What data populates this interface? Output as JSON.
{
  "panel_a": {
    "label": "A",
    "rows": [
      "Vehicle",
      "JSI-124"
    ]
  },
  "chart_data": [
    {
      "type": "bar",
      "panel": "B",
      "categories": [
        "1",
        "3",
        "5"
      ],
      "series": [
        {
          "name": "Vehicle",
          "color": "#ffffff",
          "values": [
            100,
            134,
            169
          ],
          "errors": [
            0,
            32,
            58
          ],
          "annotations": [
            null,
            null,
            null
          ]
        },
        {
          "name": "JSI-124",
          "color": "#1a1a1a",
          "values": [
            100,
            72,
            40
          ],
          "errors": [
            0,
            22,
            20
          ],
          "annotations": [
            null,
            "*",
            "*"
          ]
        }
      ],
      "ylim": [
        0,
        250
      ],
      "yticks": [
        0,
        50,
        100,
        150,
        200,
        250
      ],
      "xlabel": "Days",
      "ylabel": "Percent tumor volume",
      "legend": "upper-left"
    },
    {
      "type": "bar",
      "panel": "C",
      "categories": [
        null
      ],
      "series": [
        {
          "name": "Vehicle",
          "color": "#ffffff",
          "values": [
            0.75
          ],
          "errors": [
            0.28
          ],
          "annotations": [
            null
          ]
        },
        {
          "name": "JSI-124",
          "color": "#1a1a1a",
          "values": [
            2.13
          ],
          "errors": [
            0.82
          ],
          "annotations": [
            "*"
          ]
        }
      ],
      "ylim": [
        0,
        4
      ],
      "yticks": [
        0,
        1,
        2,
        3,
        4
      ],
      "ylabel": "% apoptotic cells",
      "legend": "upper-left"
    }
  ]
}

┄┄┄┄┄┄┄┄┄┄┄┄┄┄┄┄┄┄┄┄

**EXERCISE AIM**:
Each entry shown above should be copied out exactly.

**ANSWER AREA**:
What data populates this interface? Output as JSON.
{
  "panel_a": {
    "label": "A",
    "rows": [
      "Vehicle",
      "JSI-124"
    ]
  },
  "chart_data": [
    {
      "type": "bar",
      "panel": "B",
      "categories": [
        "1",
        "3",
        "5"
      ],
      "series": [
        {
          "name": "Vehicle",
          "color": "#ffffff",
          "values": [
            100,
            134,
            169
          ],
          "errors": [
            0,
            32,
            58
          ],
          "annotations": [
            null,
            null,
            null
          ]
        },
        {
          "name": "JSI-124",
          "color": "#1a1a1a",
          "values": [
            100,
            72,
            40
          ],
          "errors": [
            0,
            22,
            20
          ],
          "annotations": [
            null,
            "*",
            "*"
          ]
        }
      ],
      "ylim": [
        0,
        250
      ],
      "yticks": [
        0,
        50,
        100,
        150,
        200,
        250
      ],
      "xlabel": "Days",
      "ylabel": "Percent tumor volume",
      "legend": "upper-left"
    },
    {
      "type": "bar",
      "panel": "C",
      "categories": [
        null
      ],
      "series": [
        {
          "name": "Vehicle",
          "color": "#ffffff",
          "values": [
            0.75
          ],
          "errors": [
            0.28
          ],
          "annotations": [
            null
          ]
        },
        {
          "name": "JSI-124",
          "color": "#1a1a1a",
          "values": [
            2.13
          ],
          "errors": [
            0.82
          ],
          "annotations": [
            "*"
          ]
        }
      ],
      "ylim": [
        0,
        4
      ],
      "yticks": [
        0,
        1,
        2,
        3,
        4
      ],
      "ylabel": "% apoptotic cells",
      "legend": "upper-left"
    }
  ]
}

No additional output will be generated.